**Selected extract:**
Start
Over the next few months, this column will concentrate upon a few of the myriad formats we have been offered for our music over the years.
From 78s to four-track cartridges, from unblemished mono to unimaginable DVD-A, the music industry has never ceased offering up new and improved ways to hear and store the songs we love - and each of those ways has its die-hard adherents. The stories that each of these formats can tell, however, are not simply dry dissertations on the history, development and, where appropriate, the quiet discontinuation of these formats. We will dig deep into the collecting lore that surrounds each subject to unearth the releases that collectors are most commonly searching for and find out what makes them so special.
Why is Pink Floyd's Animals such an in-demand eight track? What is so special about the quadraphonic pressing of Black Sabbath's Paranoid? Why is a UK "export" pressing of the Beatles' Something New album worth a hundred times more than an American edition? And what on earth is a Pocket Rocker?
Even if you don't collect any of these things, the information within will, hopefully, help you with the ones you do.
End
**Written request 1:**
From the column introduction, copy the passage that begins at "Why is Pink" and runs up to and including "ones you do.".
**Written request 2:**
In the column introduction, which Black Sabbath album has a quadraphonic pressing singled out as special?

**Excerpted data:**
Start
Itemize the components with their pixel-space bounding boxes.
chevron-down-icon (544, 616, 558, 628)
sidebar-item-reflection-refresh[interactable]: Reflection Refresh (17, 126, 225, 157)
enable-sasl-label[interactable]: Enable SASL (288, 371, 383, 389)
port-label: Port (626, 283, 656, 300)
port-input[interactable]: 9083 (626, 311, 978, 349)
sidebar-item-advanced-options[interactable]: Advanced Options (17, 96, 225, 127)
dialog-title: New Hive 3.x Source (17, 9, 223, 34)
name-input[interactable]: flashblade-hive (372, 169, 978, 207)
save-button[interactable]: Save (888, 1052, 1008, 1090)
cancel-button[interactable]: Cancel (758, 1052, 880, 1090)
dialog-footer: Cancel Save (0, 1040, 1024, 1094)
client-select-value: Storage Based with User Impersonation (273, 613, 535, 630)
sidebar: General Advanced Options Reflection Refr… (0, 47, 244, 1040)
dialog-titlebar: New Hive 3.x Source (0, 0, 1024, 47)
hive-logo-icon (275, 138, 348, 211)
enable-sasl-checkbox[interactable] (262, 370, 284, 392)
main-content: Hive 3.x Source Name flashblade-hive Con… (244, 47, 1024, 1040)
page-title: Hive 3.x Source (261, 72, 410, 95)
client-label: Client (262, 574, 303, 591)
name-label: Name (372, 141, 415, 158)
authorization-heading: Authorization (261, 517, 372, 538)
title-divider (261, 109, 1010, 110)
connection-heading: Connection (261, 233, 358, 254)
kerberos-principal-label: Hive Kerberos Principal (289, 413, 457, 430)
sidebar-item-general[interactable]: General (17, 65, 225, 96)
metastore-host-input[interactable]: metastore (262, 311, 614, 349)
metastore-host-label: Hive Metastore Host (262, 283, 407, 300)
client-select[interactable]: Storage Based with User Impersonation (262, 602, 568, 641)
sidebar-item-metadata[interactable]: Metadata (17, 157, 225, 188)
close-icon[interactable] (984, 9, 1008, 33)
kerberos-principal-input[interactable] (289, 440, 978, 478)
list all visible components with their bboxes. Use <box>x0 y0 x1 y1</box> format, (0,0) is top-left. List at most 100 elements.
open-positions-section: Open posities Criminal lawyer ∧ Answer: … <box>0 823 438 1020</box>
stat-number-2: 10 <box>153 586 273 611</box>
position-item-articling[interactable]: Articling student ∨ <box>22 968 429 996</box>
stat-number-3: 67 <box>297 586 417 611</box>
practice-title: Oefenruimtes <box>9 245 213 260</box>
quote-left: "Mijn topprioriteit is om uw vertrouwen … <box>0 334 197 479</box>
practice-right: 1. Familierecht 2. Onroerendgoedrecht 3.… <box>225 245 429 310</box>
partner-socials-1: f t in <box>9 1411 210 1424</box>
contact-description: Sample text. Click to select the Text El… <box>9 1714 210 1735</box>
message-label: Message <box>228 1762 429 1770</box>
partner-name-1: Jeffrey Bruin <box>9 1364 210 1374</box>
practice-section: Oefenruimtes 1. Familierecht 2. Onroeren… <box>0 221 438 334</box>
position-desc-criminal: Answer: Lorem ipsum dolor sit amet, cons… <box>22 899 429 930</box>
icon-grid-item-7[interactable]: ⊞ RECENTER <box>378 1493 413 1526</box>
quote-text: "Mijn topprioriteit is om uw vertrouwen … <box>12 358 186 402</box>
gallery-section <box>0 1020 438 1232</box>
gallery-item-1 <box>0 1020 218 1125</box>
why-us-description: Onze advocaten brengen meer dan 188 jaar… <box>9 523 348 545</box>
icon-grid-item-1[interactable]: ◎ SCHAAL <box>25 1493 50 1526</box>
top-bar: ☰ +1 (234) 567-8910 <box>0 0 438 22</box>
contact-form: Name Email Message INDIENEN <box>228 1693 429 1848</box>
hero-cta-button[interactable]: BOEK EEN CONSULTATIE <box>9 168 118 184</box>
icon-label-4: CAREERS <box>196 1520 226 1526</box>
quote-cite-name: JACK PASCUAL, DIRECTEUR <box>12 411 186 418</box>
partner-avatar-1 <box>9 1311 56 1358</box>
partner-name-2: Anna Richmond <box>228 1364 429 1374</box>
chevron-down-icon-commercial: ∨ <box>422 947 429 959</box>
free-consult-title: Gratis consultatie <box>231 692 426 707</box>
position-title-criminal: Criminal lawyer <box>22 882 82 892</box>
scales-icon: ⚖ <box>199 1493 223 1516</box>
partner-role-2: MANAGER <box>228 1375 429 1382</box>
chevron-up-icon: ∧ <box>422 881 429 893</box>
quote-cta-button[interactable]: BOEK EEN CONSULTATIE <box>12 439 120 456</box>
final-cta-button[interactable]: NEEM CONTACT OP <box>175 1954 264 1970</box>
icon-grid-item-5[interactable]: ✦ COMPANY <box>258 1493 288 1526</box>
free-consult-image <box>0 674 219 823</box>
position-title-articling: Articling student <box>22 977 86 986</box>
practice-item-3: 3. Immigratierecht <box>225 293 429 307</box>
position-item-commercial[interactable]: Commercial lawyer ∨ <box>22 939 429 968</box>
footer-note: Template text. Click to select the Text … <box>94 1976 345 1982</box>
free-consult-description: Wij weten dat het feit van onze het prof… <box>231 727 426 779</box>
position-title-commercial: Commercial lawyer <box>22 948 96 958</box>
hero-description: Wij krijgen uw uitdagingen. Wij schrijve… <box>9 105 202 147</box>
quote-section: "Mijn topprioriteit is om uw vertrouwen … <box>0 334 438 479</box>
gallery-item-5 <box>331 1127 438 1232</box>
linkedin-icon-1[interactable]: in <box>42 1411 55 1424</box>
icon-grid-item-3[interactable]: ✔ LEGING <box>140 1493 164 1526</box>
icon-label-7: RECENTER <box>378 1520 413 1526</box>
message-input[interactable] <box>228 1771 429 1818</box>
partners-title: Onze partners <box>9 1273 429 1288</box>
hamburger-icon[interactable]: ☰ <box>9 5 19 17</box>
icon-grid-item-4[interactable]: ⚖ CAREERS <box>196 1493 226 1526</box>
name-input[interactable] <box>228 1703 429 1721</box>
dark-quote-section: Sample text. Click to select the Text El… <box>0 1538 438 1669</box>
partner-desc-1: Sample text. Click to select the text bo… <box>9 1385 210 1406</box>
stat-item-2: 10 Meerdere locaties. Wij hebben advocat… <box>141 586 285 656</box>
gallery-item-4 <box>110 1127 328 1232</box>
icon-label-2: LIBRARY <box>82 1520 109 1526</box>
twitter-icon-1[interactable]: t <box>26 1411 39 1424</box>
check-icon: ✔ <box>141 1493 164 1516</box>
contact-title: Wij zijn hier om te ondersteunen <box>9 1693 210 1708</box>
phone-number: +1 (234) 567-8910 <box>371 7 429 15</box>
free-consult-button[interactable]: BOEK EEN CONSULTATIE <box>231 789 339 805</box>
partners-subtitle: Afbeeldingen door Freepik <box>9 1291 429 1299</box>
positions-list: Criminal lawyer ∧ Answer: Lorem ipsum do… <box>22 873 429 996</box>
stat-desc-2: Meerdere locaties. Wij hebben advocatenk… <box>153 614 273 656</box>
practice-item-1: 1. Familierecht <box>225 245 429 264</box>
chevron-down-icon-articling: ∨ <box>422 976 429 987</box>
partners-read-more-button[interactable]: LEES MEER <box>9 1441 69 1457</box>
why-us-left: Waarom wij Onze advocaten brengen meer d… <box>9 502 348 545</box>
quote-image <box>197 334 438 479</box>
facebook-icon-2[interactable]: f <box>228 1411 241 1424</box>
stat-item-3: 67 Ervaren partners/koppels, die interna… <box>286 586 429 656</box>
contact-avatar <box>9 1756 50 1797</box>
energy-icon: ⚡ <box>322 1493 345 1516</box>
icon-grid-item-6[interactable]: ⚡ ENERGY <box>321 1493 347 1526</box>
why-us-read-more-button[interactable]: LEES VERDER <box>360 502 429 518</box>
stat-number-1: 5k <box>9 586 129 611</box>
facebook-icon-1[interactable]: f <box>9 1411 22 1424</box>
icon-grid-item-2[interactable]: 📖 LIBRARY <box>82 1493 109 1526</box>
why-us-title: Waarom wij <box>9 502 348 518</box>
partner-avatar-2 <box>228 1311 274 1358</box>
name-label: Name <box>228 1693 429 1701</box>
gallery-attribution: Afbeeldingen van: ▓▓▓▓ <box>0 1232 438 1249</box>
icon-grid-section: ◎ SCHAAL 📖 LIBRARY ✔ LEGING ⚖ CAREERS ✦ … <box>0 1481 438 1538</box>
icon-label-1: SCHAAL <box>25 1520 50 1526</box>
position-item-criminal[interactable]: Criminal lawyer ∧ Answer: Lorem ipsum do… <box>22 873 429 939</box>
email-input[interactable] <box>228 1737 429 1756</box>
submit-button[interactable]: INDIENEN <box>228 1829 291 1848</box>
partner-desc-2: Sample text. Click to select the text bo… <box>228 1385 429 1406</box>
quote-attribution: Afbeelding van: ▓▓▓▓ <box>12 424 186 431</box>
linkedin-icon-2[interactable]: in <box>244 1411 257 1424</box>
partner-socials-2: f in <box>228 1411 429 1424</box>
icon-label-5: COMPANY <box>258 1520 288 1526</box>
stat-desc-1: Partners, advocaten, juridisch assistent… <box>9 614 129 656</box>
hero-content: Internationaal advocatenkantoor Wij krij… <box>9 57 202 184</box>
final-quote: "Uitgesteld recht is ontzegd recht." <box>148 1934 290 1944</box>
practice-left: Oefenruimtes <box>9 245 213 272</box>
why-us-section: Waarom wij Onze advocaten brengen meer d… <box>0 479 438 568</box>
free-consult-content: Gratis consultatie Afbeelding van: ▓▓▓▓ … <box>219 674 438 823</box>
End
**Correct output 1:**
Why is Pink Floyd's Animals such an in-demand eight track? What is so special about the quadraphonic pressing of Black Sabbath's Paranoid? Why is a UK "export" pressing of the Beatles' Something New album worth a hundred times more than an American edition? And what on earth is a Pocket Rocker?
Even if you don't collect any of these things, the information within will, hopefully, help you with the ones you do.

**Correct output 2:**
Paranoid